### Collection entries
____________________

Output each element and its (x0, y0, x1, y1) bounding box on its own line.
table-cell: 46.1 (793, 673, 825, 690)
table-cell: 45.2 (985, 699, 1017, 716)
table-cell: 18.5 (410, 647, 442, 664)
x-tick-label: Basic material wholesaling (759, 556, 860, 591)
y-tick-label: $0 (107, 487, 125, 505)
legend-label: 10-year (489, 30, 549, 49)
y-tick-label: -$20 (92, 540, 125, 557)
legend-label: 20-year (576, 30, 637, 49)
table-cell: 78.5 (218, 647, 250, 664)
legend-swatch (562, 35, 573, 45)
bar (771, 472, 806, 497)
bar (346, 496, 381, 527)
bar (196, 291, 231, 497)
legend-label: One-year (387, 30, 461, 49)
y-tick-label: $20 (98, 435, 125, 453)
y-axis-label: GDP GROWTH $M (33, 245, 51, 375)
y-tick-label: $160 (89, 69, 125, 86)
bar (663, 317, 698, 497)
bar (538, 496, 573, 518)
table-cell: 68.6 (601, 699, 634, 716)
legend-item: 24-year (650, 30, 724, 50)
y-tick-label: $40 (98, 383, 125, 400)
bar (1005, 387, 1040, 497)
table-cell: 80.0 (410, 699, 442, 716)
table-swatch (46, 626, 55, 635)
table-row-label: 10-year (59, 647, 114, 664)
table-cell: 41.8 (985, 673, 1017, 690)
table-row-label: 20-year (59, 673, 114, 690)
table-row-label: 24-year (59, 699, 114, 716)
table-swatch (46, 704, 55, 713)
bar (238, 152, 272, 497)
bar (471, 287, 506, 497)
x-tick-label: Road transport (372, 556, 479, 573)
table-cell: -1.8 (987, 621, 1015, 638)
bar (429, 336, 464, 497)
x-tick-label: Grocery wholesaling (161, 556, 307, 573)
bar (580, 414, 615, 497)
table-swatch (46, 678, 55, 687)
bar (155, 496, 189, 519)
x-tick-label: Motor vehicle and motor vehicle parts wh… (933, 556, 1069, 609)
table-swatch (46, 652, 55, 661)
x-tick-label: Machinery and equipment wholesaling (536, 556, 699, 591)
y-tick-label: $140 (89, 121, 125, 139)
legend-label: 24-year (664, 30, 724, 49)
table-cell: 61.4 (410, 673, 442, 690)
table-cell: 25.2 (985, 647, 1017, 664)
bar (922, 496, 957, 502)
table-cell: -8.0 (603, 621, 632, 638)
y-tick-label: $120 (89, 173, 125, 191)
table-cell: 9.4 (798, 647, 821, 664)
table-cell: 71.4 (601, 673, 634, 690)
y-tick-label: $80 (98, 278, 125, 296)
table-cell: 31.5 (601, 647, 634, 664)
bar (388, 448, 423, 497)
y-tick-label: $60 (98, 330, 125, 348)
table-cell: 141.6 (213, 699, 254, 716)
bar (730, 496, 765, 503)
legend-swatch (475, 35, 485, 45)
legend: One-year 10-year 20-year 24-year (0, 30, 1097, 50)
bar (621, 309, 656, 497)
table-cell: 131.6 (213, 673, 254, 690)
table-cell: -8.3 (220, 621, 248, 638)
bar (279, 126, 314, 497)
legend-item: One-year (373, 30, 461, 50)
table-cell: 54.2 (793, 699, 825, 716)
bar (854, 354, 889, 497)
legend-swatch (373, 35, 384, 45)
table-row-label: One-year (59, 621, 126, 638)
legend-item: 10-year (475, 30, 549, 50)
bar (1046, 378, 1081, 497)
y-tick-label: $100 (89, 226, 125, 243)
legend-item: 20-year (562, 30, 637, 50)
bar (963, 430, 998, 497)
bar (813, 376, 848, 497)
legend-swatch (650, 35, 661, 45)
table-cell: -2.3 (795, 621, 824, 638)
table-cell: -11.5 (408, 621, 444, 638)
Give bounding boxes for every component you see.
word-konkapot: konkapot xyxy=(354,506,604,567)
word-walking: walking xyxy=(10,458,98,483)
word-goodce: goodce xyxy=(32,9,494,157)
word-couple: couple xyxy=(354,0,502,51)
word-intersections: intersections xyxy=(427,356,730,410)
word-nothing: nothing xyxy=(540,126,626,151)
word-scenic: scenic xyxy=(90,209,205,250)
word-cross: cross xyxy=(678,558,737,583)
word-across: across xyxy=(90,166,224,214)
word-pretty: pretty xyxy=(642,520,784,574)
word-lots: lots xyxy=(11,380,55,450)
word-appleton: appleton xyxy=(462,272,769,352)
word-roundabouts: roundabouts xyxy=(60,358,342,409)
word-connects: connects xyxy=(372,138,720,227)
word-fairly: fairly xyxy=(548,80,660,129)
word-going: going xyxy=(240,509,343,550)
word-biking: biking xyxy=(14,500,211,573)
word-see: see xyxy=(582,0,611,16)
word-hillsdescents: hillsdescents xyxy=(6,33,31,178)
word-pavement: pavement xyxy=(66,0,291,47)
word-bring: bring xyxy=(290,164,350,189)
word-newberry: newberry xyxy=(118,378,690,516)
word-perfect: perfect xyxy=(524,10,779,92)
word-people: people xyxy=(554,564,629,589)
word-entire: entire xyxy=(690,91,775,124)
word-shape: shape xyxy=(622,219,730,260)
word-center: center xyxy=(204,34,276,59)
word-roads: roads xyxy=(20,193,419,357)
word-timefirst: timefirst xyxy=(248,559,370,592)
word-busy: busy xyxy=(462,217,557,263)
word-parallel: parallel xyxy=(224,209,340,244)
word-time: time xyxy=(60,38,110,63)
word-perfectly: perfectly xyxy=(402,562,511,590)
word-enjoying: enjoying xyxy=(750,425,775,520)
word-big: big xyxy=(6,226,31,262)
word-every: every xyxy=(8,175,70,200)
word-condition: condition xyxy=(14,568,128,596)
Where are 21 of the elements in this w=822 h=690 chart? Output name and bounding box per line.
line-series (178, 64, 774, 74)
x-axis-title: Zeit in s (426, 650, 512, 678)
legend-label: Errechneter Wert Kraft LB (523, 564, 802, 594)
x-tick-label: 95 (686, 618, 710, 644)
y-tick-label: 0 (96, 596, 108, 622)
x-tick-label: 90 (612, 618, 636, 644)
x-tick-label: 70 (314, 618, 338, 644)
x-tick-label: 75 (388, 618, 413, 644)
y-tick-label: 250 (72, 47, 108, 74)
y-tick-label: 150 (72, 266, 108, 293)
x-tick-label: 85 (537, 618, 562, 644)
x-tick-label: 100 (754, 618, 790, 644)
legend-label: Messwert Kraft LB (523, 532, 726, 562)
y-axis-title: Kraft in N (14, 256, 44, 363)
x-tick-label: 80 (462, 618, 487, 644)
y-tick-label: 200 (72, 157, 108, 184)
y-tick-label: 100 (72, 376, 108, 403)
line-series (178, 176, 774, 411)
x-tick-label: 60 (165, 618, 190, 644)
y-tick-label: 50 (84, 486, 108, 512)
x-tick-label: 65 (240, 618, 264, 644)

____________________

### STATED GOAL
Switch every "legend-label" in the lines to "legend-text" and reproduce them with nothing else changed.

### RESULT OF THE TASK
Output each element and its (x0, y0, x1, y1) bounding box on its own line.
table-cell: 46.1 (793, 673, 825, 690)
table-cell: 45.2 (985, 699, 1017, 716)
table-cell: 18.5 (410, 647, 442, 664)
x-tick-label: Basic material wholesaling (759, 556, 860, 591)
y-tick-label: $0 (107, 487, 125, 505)
legend-text: 10-year (489, 30, 549, 49)
y-tick-label: -$20 (92, 540, 125, 557)
legend-text: 20-year (576, 30, 637, 49)
table-cell: 78.5 (218, 647, 250, 664)
legend-swatch (562, 35, 573, 45)
bar (771, 472, 806, 497)
bar (346, 496, 381, 527)
bar (196, 291, 231, 497)
legend-text: One-year (387, 30, 461, 49)
y-tick-label: $20 (98, 435, 125, 453)
y-axis-label: GDP GROWTH $M (33, 245, 51, 375)
y-tick-label: $160 (89, 69, 125, 86)
bar (663, 317, 698, 497)
bar (538, 496, 573, 518)
table-cell: 68.6 (601, 699, 634, 716)
legend-item: 24-year (650, 30, 724, 50)
y-tick-label: $40 (98, 383, 125, 400)
bar (1005, 387, 1040, 497)
table-cell: 80.0 (410, 699, 442, 716)
table-swatch (46, 626, 55, 635)
table-row-label: 10-year (59, 647, 114, 664)
table-cell: 41.8 (985, 673, 1017, 690)
table-row-label: 20-year (59, 673, 114, 690)
table-row-label: 24-year (59, 699, 114, 716)
table-swatch (46, 704, 55, 713)
bar (238, 152, 272, 497)
bar (471, 287, 506, 497)
x-tick-label: Road transport (372, 556, 479, 573)
table-cell: -1.8 (987, 621, 1015, 638)
bar (429, 336, 464, 497)
x-tick-label: Grocery wholesaling (161, 556, 307, 573)
bar (580, 414, 615, 497)
table-swatch (46, 678, 55, 687)
bar (155, 496, 189, 519)
x-tick-label: Motor vehicle and motor vehicle parts wh… (933, 556, 1069, 609)
table-swatch (46, 652, 55, 661)
x-tick-label: Machinery and equipment wholesaling (536, 556, 699, 591)
y-tick-label: $140 (89, 121, 125, 139)
legend-text: 24-year (664, 30, 724, 49)
table-cell: 61.4 (410, 673, 442, 690)
table-cell: 25.2 (985, 647, 1017, 664)
bar (922, 496, 957, 502)
table-cell: -8.0 (603, 621, 632, 638)
y-tick-label: $120 (89, 173, 125, 191)
table-cell: 9.4 (798, 647, 821, 664)
table-cell: 71.4 (601, 673, 634, 690)
y-tick-label: $80 (98, 278, 125, 296)
table-cell: 31.5 (601, 647, 634, 664)
bar (388, 448, 423, 497)
y-tick-label: $60 (98, 330, 125, 348)
table-cell: 141.6 (213, 699, 254, 716)
bar (730, 496, 765, 503)
legend-swatch (475, 35, 485, 45)
legend: One-year 10-year 20-year 24-year (0, 30, 1097, 50)
bar (621, 309, 656, 497)
table-cell: 131.6 (213, 673, 254, 690)
table-cell: -8.3 (220, 621, 248, 638)
bar (279, 126, 314, 497)
legend-item: One-year (373, 30, 461, 50)
table-cell: 54.2 (793, 699, 825, 716)
bar (854, 354, 889, 497)
legend-swatch (373, 35, 384, 45)
table-row-label: One-year (59, 621, 126, 638)
legend-item: 10-year (475, 30, 549, 50)
bar (1046, 378, 1081, 497)
y-tick-label: $100 (89, 226, 125, 243)
legend-item: 20-year (562, 30, 637, 50)
bar (963, 430, 998, 497)
bar (813, 376, 848, 497)
legend-swatch (650, 35, 661, 45)
table-cell: -2.3 (795, 621, 824, 638)
table-cell: -11.5 (408, 621, 444, 638)
Give bounding boxes for every component you see.
word-konkapot: konkapot xyxy=(354,506,604,567)
word-walking: walking xyxy=(10,458,98,483)
word-goodce: goodce xyxy=(32,9,494,157)
word-couple: couple xyxy=(354,0,502,51)
word-intersections: intersections xyxy=(427,356,730,410)
word-nothing: nothing xyxy=(540,126,626,151)
word-scenic: scenic xyxy=(90,209,205,250)
word-cross: cross xyxy=(678,558,737,583)
word-across: across xyxy=(90,166,224,214)
word-pretty: pretty xyxy=(642,520,784,574)
word-lots: lots xyxy=(11,380,55,450)
word-appleton: appleton xyxy=(462,272,769,352)
word-roundabouts: roundabouts xyxy=(60,358,342,409)
word-connects: connects xyxy=(372,138,720,227)
word-fairly: fairly xyxy=(548,80,660,129)
word-going: going xyxy=(240,509,343,550)
word-biking: biking xyxy=(14,500,211,573)
word-see: see xyxy=(582,0,611,16)
word-hillsdescents: hillsdescents xyxy=(6,33,31,178)
word-pavement: pavement xyxy=(66,0,291,47)
word-bring: bring xyxy=(290,164,350,189)
word-newberry: newberry xyxy=(118,378,690,516)
word-perfect: perfect xyxy=(524,10,779,92)
word-people: people xyxy=(554,564,629,589)
word-entire: entire xyxy=(690,91,775,124)
word-shape: shape xyxy=(622,219,730,260)
word-center: center xyxy=(204,34,276,59)
word-roads: roads xyxy=(20,193,419,357)
word-timefirst: timefirst xyxy=(248,559,370,592)
word-busy: busy xyxy=(462,217,557,263)
word-parallel: parallel xyxy=(224,209,340,244)
word-time: time xyxy=(60,38,110,63)
word-perfectly: perfectly xyxy=(402,562,511,590)
word-enjoying: enjoying xyxy=(750,425,775,520)
word-big: big xyxy=(6,226,31,262)
word-every: every xyxy=(8,175,70,200)
word-condition: condition xyxy=(14,568,128,596)
Where are 21 of the elements in this w=822 h=690 chart? Output name and bounding box per line.
line-series (178, 64, 774, 74)
x-axis-title: Zeit in s (426, 650, 512, 678)
legend-text: Errechneter Wert Kraft LB (523, 564, 802, 594)
x-tick-label: 95 (686, 618, 710, 644)
y-tick-label: 0 (96, 596, 108, 622)
x-tick-label: 90 (612, 618, 636, 644)
x-tick-label: 70 (314, 618, 338, 644)
x-tick-label: 75 (388, 618, 413, 644)
y-tick-label: 250 (72, 47, 108, 74)
y-tick-label: 150 (72, 266, 108, 293)
x-tick-label: 85 (537, 618, 562, 644)
x-tick-label: 100 (754, 618, 790, 644)
legend-text: Messwert Kraft LB (523, 532, 726, 562)
y-axis-title: Kraft in N (14, 256, 44, 363)
x-tick-label: 80 (462, 618, 487, 644)
y-tick-label: 200 (72, 157, 108, 184)
y-tick-label: 100 (72, 376, 108, 403)
line-series (178, 176, 774, 411)
x-tick-label: 60 (165, 618, 190, 644)
y-tick-label: 50 (84, 486, 108, 512)
x-tick-label: 65 (240, 618, 264, 644)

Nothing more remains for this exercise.